■ Problem statement ■
Copy out, from the entries below, each line holding the string "that".

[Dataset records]
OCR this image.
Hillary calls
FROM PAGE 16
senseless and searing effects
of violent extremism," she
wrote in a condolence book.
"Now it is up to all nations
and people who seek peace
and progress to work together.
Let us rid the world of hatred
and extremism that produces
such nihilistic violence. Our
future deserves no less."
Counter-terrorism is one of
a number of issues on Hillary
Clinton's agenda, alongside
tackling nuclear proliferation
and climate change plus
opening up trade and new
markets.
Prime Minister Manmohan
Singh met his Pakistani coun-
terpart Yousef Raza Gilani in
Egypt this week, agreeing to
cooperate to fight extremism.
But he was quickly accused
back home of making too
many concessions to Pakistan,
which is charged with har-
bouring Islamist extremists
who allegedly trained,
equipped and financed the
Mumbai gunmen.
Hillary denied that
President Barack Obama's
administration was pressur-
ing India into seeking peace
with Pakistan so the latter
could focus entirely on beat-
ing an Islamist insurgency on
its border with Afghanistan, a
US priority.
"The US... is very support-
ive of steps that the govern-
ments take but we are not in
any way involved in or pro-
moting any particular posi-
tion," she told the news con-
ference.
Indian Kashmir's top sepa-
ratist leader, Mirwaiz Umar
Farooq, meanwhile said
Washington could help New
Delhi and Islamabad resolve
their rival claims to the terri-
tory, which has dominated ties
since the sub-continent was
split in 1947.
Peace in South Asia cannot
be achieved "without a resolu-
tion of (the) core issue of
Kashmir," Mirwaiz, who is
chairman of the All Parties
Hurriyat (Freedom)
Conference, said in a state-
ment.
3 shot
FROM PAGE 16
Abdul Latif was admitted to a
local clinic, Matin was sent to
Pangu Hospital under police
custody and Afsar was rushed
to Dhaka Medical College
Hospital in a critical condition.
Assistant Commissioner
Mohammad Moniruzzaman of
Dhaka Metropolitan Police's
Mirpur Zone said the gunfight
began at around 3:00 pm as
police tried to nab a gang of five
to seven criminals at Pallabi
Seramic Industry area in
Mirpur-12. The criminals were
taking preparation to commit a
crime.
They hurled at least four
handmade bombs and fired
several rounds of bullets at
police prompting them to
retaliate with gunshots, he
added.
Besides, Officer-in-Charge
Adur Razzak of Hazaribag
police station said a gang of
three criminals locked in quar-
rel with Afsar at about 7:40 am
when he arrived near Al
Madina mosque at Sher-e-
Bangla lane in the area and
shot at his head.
==
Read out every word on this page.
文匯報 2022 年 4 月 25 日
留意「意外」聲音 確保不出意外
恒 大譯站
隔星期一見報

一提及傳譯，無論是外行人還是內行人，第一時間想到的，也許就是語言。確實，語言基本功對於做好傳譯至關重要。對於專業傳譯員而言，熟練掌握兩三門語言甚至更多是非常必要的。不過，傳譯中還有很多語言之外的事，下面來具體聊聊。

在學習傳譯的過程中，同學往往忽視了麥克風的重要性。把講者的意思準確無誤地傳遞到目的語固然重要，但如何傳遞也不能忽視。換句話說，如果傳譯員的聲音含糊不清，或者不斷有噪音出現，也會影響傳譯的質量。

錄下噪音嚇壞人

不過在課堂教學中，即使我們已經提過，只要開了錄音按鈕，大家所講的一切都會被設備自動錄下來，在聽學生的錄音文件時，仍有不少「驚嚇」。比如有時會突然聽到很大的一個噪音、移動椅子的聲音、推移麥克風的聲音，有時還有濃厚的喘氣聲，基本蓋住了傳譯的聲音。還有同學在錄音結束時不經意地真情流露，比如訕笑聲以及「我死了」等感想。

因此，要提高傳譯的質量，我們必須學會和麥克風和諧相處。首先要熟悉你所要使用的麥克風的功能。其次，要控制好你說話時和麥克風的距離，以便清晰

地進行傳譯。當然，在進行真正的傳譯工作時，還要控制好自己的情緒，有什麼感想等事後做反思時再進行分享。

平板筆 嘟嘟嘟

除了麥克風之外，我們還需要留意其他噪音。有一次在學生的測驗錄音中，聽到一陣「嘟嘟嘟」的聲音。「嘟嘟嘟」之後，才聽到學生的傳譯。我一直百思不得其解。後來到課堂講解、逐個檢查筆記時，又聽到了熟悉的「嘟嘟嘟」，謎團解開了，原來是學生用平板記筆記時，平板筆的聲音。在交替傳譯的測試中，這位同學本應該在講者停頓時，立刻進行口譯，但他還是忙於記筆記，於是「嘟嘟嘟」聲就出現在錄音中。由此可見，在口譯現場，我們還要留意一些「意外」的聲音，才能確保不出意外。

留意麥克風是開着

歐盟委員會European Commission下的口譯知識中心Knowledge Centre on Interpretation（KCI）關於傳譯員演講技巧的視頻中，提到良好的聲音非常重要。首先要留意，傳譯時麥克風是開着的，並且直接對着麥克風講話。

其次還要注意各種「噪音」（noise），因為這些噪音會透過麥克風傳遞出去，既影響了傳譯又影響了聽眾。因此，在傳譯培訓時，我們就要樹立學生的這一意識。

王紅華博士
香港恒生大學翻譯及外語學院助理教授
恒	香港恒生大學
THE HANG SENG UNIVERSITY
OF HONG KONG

■ Correct result ■
and extremism that produces
Hillary denied that
ive of steps that the govern-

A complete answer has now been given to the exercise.